Set problem — Copy out the lines below with no changes.

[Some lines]
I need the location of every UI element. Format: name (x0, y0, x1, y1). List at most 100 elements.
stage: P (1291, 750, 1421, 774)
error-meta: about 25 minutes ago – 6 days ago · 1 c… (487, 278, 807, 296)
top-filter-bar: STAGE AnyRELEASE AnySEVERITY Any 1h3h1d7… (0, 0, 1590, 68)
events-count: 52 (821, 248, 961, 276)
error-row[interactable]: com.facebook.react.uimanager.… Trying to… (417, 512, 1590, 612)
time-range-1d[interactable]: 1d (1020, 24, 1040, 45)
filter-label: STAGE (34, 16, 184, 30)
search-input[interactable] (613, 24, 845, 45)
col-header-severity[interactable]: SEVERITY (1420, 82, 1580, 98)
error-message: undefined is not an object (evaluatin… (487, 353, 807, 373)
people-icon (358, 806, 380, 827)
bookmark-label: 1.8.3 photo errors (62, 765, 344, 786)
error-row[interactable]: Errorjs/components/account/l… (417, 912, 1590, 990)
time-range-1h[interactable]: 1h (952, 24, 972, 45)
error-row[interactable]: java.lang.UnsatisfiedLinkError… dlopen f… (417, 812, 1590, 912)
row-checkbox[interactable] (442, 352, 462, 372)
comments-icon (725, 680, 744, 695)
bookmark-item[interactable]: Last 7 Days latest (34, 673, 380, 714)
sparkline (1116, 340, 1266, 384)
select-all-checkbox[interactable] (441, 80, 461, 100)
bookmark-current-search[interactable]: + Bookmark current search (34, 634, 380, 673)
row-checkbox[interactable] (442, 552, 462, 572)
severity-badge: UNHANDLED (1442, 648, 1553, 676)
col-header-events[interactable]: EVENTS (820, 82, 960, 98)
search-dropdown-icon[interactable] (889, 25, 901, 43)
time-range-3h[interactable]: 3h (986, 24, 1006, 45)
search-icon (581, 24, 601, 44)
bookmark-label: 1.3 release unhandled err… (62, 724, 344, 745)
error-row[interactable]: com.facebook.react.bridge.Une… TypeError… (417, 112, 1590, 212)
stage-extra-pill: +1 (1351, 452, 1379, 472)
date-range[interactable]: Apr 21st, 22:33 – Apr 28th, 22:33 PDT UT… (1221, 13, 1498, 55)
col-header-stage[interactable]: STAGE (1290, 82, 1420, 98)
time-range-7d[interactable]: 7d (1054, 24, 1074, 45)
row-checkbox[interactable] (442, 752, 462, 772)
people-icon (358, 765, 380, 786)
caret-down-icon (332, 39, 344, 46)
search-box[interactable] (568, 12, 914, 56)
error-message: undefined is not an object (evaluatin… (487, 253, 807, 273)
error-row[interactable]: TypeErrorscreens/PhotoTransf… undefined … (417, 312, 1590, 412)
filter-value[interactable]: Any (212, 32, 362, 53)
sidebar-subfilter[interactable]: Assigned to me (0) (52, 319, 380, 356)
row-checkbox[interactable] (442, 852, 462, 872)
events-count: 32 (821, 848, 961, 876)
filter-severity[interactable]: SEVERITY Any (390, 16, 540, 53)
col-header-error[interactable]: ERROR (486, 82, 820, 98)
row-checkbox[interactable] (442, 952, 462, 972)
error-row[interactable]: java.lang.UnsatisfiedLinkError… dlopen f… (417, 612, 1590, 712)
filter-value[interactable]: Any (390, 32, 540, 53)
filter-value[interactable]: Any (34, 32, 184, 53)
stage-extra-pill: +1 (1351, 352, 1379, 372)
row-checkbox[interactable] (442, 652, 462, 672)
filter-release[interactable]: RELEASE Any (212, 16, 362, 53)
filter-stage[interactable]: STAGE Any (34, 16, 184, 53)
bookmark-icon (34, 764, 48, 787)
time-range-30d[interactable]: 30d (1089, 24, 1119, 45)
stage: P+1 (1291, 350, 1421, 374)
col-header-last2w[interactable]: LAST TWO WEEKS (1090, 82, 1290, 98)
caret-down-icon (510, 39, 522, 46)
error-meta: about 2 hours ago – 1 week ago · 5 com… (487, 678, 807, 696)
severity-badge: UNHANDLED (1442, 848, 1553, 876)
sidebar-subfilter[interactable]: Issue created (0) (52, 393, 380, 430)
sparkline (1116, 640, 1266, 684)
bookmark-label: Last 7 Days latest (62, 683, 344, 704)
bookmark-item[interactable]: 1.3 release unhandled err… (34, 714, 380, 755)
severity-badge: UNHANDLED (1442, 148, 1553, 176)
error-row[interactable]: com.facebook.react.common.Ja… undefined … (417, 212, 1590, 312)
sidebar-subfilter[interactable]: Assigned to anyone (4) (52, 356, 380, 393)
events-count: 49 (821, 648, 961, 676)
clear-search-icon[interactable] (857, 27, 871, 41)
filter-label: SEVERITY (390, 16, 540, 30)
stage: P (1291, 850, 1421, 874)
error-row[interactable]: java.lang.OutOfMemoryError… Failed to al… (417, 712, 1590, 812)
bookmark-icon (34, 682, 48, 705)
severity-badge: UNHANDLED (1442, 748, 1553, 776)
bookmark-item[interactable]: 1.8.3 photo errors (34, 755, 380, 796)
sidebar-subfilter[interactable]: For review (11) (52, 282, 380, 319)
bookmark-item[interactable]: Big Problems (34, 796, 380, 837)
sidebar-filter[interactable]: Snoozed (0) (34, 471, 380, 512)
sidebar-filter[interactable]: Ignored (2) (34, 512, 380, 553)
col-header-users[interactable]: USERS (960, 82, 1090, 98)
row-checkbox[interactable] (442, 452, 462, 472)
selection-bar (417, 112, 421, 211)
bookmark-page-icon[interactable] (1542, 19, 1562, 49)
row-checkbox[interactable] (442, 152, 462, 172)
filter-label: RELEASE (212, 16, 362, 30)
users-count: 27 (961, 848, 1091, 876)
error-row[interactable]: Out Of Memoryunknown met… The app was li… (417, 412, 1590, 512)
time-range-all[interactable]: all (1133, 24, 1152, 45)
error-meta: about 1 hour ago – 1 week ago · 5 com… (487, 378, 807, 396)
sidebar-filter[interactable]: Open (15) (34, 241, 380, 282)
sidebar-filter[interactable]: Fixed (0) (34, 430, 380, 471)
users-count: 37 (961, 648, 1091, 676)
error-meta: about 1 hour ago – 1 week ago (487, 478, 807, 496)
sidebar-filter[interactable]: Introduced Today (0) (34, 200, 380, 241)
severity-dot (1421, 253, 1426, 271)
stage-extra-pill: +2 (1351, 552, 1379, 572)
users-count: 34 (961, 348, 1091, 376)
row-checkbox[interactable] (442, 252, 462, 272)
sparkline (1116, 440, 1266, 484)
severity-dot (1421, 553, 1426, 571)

Written response —
I need the location of every UI element. Format: name (x0, y0, x1, y1). List at most 100 elements.
stage: P (1291, 750, 1421, 774)
error-meta: about 25 minutes ago – 6 days ago · 1 c… (487, 278, 807, 296)
top-filter-bar: STAGE AnyRELEASE AnySEVERITY Any 1h3h1d7… (0, 0, 1590, 68)
events-count: 52 (821, 248, 961, 276)
error-row[interactable]: com.facebook.react.uimanager.… Trying to… (417, 512, 1590, 612)
time-range-1d[interactable]: 1d (1020, 24, 1040, 45)
filter-label: STAGE (34, 16, 184, 30)
search-input[interactable] (613, 24, 845, 45)
col-header-severity[interactable]: SEVERITY (1420, 82, 1580, 98)
error-message: undefined is not an object (evaluatin… (487, 353, 807, 373)
people-icon (358, 806, 380, 827)
bookmark-label: 1.8.3 photo errors (62, 765, 344, 786)
error-row[interactable]: Errorjs/components/account/l… (417, 912, 1590, 990)
time-range-1h[interactable]: 1h (952, 24, 972, 45)
error-row[interactable]: java.lang.UnsatisfiedLinkError… dlopen f… (417, 812, 1590, 912)
row-checkbox[interactable] (442, 352, 462, 372)
comments-icon (725, 680, 744, 695)
bookmark-item[interactable]: Last 7 Days latest (34, 673, 380, 714)
sparkline (1116, 340, 1266, 384)
select-all-checkbox[interactable] (441, 80, 461, 100)
bookmark-current-search[interactable]: + Bookmark current search (34, 634, 380, 673)
row-checkbox[interactable] (442, 552, 462, 572)
severity-badge: UNHANDLED (1442, 648, 1553, 676)
col-header-events[interactable]: EVENTS (820, 82, 960, 98)
search-dropdown-icon[interactable] (889, 25, 901, 43)
time-range-3h[interactable]: 3h (986, 24, 1006, 45)
search-icon (581, 24, 601, 44)
bookmark-label: 1.3 release unhandled err… (62, 724, 344, 745)
error-row[interactable]: com.facebook.react.bridge.Une… TypeError… (417, 112, 1590, 212)
stage-extra-pill: +1 (1351, 452, 1379, 472)
date-range[interactable]: Apr 21st, 22:33 – Apr 28th, 22:33 PDT UT… (1221, 13, 1498, 55)
col-header-stage[interactable]: STAGE (1290, 82, 1420, 98)
time-range-7d[interactable]: 7d (1054, 24, 1074, 45)
row-checkbox[interactable] (442, 752, 462, 772)
people-icon (358, 765, 380, 786)
caret-down-icon (332, 39, 344, 46)
search-box[interactable] (568, 12, 914, 56)
error-message: undefined is not an object (evaluatin… (487, 253, 807, 273)
error-row[interactable]: TypeErrorscreens/PhotoTransf… undefined … (417, 312, 1590, 412)
filter-value[interactable]: Any (212, 32, 362, 53)
sidebar-subfilter[interactable]: Assigned to me (0) (52, 319, 380, 356)
row-checkbox[interactable] (442, 852, 462, 872)
events-count: 32 (821, 848, 961, 876)
filter-severity[interactable]: SEVERITY Any (390, 16, 540, 53)
col-header-error[interactable]: ERROR (486, 82, 820, 98)
row-checkbox[interactable] (442, 952, 462, 972)
error-row[interactable]: java.lang.UnsatisfiedLinkError… dlopen f… (417, 612, 1590, 712)
filter-value[interactable]: Any (390, 32, 540, 53)
filter-value[interactable]: Any (34, 32, 184, 53)
stage-extra-pill: +1 (1351, 352, 1379, 372)
row-checkbox[interactable] (442, 652, 462, 672)
filter-release[interactable]: RELEASE Any (212, 16, 362, 53)
filter-stage[interactable]: STAGE Any (34, 16, 184, 53)
bookmark-icon (34, 764, 48, 787)
time-range-30d[interactable]: 30d (1089, 24, 1119, 45)
stage: P+1 (1291, 350, 1421, 374)
col-header-last2w[interactable]: LAST TWO WEEKS (1090, 82, 1290, 98)
caret-down-icon (510, 39, 522, 46)
error-meta: about 2 hours ago – 1 week ago · 5 com… (487, 678, 807, 696)
severity-badge: UNHANDLED (1442, 848, 1553, 876)
sidebar-subfilter[interactable]: Issue created (0) (52, 393, 380, 430)
sparkline (1116, 640, 1266, 684)
bookmark-label: Last 7 Days latest (62, 683, 344, 704)
bookmark-item[interactable]: 1.3 release unhandled err… (34, 714, 380, 755)
severity-badge: UNHANDLED (1442, 148, 1553, 176)
error-row[interactable]: com.facebook.react.common.Ja… undefined … (417, 212, 1590, 312)
sidebar-subfilter[interactable]: Assigned to anyone (4) (52, 356, 380, 393)
events-count: 49 (821, 648, 961, 676)
clear-search-icon[interactable] (857, 27, 871, 41)
filter-label: SEVERITY (390, 16, 540, 30)
stage: P (1291, 850, 1421, 874)
error-row[interactable]: java.lang.OutOfMemoryError… Failed to al… (417, 712, 1590, 812)
bookmark-icon (34, 682, 48, 705)
severity-badge: UNHANDLED (1442, 748, 1553, 776)
bookmark-item[interactable]: 1.8.3 photo errors (34, 755, 380, 796)
sidebar-subfilter[interactable]: For review (11) (52, 282, 380, 319)
bookmark-item[interactable]: Big Problems (34, 796, 380, 837)
sidebar-filter[interactable]: Snoozed (0) (34, 471, 380, 512)
sidebar-filter[interactable]: Ignored (2) (34, 512, 380, 553)
col-header-users[interactable]: USERS (960, 82, 1090, 98)
row-checkbox[interactable] (442, 452, 462, 472)
selection-bar (417, 112, 421, 211)
bookmark-page-icon[interactable] (1542, 19, 1562, 49)
row-checkbox[interactable] (442, 152, 462, 172)
filter-label: RELEASE (212, 16, 362, 30)
users-count: 27 (961, 848, 1091, 876)
error-row[interactable]: Out Of Memoryunknown met… The app was li… (417, 412, 1590, 512)
time-range-all[interactable]: all (1133, 24, 1152, 45)
error-meta: about 1 hour ago – 1 week ago · 5 com… (487, 378, 807, 396)
sidebar-filter[interactable]: Open (15) (34, 241, 380, 282)
sidebar-filter[interactable]: Fixed (0) (34, 430, 380, 471)
users-count: 37 (961, 648, 1091, 676)
error-meta: about 1 hour ago – 1 week ago (487, 478, 807, 496)
sidebar-filter[interactable]: Introduced Today (0) (34, 200, 380, 241)
severity-dot (1421, 253, 1426, 271)
stage-extra-pill: +2 (1351, 552, 1379, 572)
users-count: 34 (961, 348, 1091, 376)
row-checkbox[interactable] (442, 252, 462, 272)
sparkline (1116, 440, 1266, 484)
severity-dot (1421, 553, 1426, 571)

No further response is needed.